#### YOUR OBJECTIVE
Quote every line below exactly and skip any picture.

#### EXTRACTED ENTRIES
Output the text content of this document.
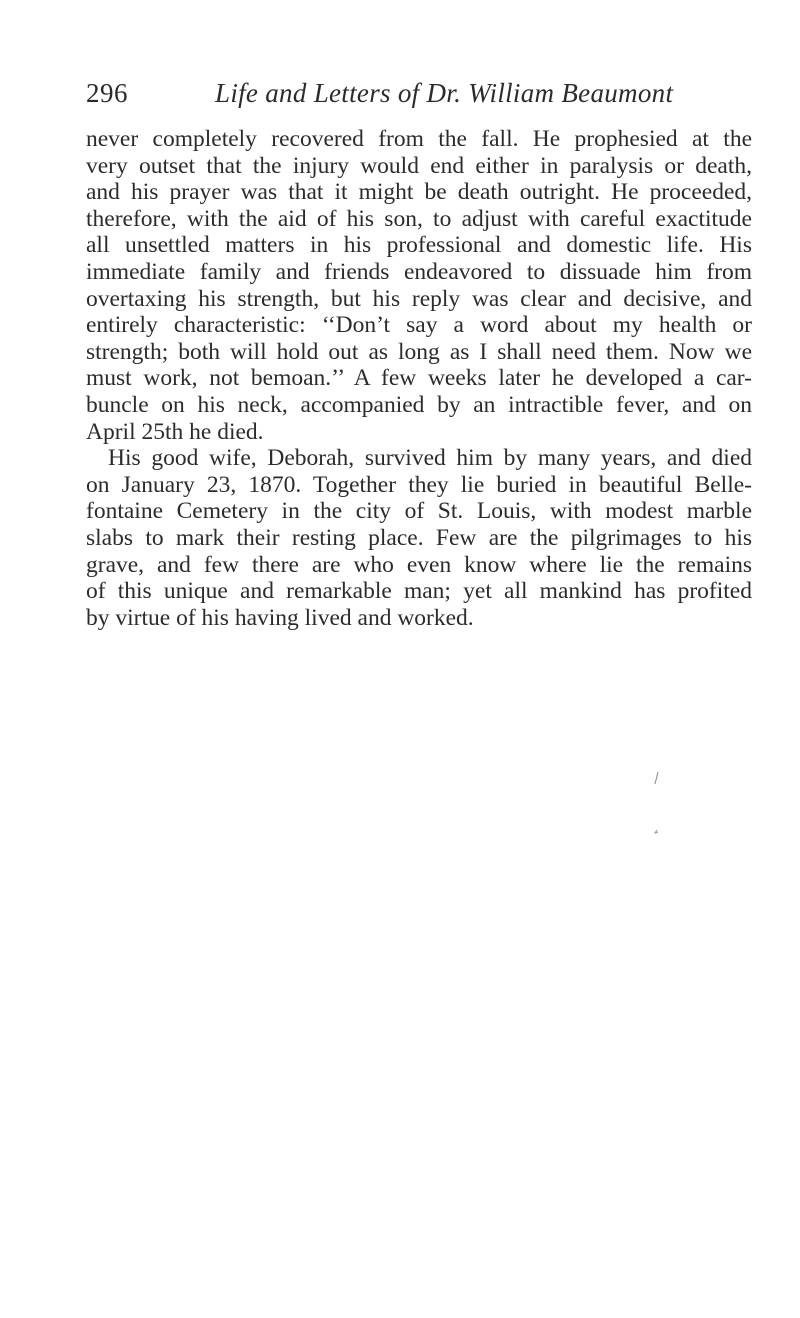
296	Life and Letters of Dr. William Beaumont

never completely recovered from the fall. He prophesied at the
very outset that the injury would end either in paralysis or death,
and his prayer was that it might be death outright. He proceeded,
therefore, with the aid of his son, to adjust with careful exactitude
all unsettled matters in his professional and domestic life. His
immediate family and friends endeavored to dissuade him from
overtaxing his strength, but his reply was clear and decisive, and
entirely characteristic: ‘‘Don’t say a word about my health or
strength; both will hold out as long as I shall need them. Now we
must work, not bemoan.’’ A few weeks later he developed a car-
buncle on his neck, accompanied by an intractible fever, and on
April 25th he died.

His good wife, Deborah, survived him by many years, and died
on January 23, 1870. Together they lie buried in beautiful Belle-
fontaine Cemetery in the city of St. Louis, with modest marble
slabs to mark their resting place. Few are the pilgrimages to his
grave, and few there are who even know where lie the remains
of this unique and remarkable man; yet all mankind has profited
by virtue of his having lived and worked.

#### TASK RESPONSE
Output the text content of this document.
296	Life and Letters of Dr. William Beaumont

never completely recovered from the fall. He prophesied at the
very outset that the injury would end either in paralysis or death,
and his prayer was that it might be death outright. He proceeded,
therefore, with the aid of his son, to adjust with careful exactitude
all unsettled matters in his professional and domestic life. His
immediate family and friends endeavored to dissuade him from
overtaxing his strength, but his reply was clear and decisive, and
entirely characteristic: ‘‘Don’t say a word about my health or
strength; both will hold out as long as I shall need them. Now we
must work, not bemoan.’’ A few weeks later he developed a car-
buncle on his neck, accompanied by an intractible fever, and on
April 25th he died.

His good wife, Deborah, survived him by many years, and died
on January 23, 1870. Together they lie buried in beautiful Belle-
fontaine Cemetery in the city of St. Louis, with modest marble
slabs to mark their resting place. Few are the pilgrimages to his
grave, and few there are who even know where lie the remains
of this unique and remarkable man; yet all mankind has profited
by virtue of his having lived and worked.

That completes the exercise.